[Lines of data]

___

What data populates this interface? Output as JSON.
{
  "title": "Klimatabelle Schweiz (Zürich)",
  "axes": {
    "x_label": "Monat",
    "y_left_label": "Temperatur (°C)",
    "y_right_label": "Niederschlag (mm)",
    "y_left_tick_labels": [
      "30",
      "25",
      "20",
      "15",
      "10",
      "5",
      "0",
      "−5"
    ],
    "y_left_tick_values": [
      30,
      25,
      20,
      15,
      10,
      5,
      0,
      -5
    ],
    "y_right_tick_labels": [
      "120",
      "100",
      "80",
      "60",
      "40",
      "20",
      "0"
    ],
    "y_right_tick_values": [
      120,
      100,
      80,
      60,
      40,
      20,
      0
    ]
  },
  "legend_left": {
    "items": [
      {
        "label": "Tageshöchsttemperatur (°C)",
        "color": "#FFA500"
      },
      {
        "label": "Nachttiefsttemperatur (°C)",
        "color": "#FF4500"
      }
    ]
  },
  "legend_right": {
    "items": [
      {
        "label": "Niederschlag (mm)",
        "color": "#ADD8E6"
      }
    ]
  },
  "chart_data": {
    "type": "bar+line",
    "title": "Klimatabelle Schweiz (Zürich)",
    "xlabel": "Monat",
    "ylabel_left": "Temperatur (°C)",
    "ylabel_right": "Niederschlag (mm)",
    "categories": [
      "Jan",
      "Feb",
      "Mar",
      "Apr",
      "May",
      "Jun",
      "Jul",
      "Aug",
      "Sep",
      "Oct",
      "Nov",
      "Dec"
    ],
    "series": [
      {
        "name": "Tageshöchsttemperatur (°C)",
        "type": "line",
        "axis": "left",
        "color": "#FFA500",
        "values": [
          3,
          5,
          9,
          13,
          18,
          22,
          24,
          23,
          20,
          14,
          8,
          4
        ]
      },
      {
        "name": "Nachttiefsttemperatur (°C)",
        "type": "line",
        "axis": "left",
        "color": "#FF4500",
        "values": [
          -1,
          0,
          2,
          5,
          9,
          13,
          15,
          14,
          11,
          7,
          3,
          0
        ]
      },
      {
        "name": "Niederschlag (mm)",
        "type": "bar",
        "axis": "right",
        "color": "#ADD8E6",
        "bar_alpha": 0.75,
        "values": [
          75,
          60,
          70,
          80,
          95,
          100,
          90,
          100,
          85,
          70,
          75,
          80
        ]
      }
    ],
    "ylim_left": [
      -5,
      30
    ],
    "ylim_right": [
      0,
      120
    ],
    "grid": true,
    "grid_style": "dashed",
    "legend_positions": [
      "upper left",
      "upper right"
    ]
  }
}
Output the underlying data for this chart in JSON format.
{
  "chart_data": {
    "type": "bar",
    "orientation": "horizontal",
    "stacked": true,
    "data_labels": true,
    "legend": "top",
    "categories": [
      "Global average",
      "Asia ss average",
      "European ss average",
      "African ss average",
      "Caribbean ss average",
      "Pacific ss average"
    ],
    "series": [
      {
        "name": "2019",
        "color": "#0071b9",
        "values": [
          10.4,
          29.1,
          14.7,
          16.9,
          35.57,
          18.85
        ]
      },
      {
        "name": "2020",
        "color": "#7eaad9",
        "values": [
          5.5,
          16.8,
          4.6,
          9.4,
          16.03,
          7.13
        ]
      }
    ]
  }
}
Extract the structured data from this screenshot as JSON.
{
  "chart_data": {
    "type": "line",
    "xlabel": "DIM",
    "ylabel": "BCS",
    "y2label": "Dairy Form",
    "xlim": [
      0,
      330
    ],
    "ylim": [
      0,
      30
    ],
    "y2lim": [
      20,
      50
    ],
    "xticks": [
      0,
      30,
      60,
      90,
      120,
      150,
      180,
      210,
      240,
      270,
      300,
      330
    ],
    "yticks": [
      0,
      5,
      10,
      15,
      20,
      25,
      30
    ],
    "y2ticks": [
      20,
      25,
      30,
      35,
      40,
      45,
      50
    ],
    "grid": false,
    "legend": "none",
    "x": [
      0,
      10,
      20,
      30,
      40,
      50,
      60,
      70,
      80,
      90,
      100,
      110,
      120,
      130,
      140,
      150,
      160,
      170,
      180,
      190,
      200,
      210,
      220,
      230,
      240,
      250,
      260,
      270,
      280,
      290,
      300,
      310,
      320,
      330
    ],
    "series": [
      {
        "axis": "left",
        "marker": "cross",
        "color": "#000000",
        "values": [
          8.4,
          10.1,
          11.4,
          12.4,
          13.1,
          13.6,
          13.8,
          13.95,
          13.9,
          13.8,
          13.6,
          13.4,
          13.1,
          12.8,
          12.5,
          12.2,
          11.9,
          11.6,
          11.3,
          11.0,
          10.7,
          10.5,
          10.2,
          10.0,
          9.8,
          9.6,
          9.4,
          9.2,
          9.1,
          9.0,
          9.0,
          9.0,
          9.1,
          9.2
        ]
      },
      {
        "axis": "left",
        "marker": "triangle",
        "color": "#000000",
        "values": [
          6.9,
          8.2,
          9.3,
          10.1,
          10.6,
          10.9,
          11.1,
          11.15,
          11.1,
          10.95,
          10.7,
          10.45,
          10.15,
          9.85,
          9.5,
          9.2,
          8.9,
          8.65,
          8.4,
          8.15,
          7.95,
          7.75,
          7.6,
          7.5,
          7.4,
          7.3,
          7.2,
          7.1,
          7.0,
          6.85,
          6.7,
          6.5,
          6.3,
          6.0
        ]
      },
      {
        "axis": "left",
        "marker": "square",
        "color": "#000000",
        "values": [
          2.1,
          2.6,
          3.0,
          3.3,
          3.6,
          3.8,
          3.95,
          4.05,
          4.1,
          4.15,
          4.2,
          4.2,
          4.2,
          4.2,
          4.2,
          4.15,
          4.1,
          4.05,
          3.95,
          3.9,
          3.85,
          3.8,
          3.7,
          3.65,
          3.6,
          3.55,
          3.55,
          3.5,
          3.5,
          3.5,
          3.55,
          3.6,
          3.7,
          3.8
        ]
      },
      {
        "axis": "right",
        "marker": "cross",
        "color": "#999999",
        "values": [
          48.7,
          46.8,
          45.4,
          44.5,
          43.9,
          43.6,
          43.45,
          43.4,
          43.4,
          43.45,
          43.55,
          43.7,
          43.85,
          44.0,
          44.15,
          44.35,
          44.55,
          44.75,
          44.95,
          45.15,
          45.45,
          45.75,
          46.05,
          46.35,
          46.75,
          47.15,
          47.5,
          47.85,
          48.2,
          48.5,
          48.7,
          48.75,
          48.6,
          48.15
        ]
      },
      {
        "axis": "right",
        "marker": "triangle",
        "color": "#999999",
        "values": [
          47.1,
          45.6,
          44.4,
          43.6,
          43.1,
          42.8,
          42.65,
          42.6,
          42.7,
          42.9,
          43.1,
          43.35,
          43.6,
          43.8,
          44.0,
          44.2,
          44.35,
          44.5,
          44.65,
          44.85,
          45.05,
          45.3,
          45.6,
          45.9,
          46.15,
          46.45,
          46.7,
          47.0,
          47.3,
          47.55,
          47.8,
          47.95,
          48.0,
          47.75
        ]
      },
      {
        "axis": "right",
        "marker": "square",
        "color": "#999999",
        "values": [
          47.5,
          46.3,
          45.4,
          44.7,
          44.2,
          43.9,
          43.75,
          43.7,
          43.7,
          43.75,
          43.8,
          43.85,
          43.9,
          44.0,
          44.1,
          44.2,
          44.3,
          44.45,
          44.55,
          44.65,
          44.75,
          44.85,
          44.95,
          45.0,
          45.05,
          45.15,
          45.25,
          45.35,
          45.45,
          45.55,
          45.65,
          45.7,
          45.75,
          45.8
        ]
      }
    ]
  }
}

___

**What to do:**
Identify each line in the records above containing the word "type"; copy those lines.

**Reply:**
    "type": "bar+line",
        "type": "line",
        "type": "line",
        "type": "bar",
    "type": "bar",
    "type": "line",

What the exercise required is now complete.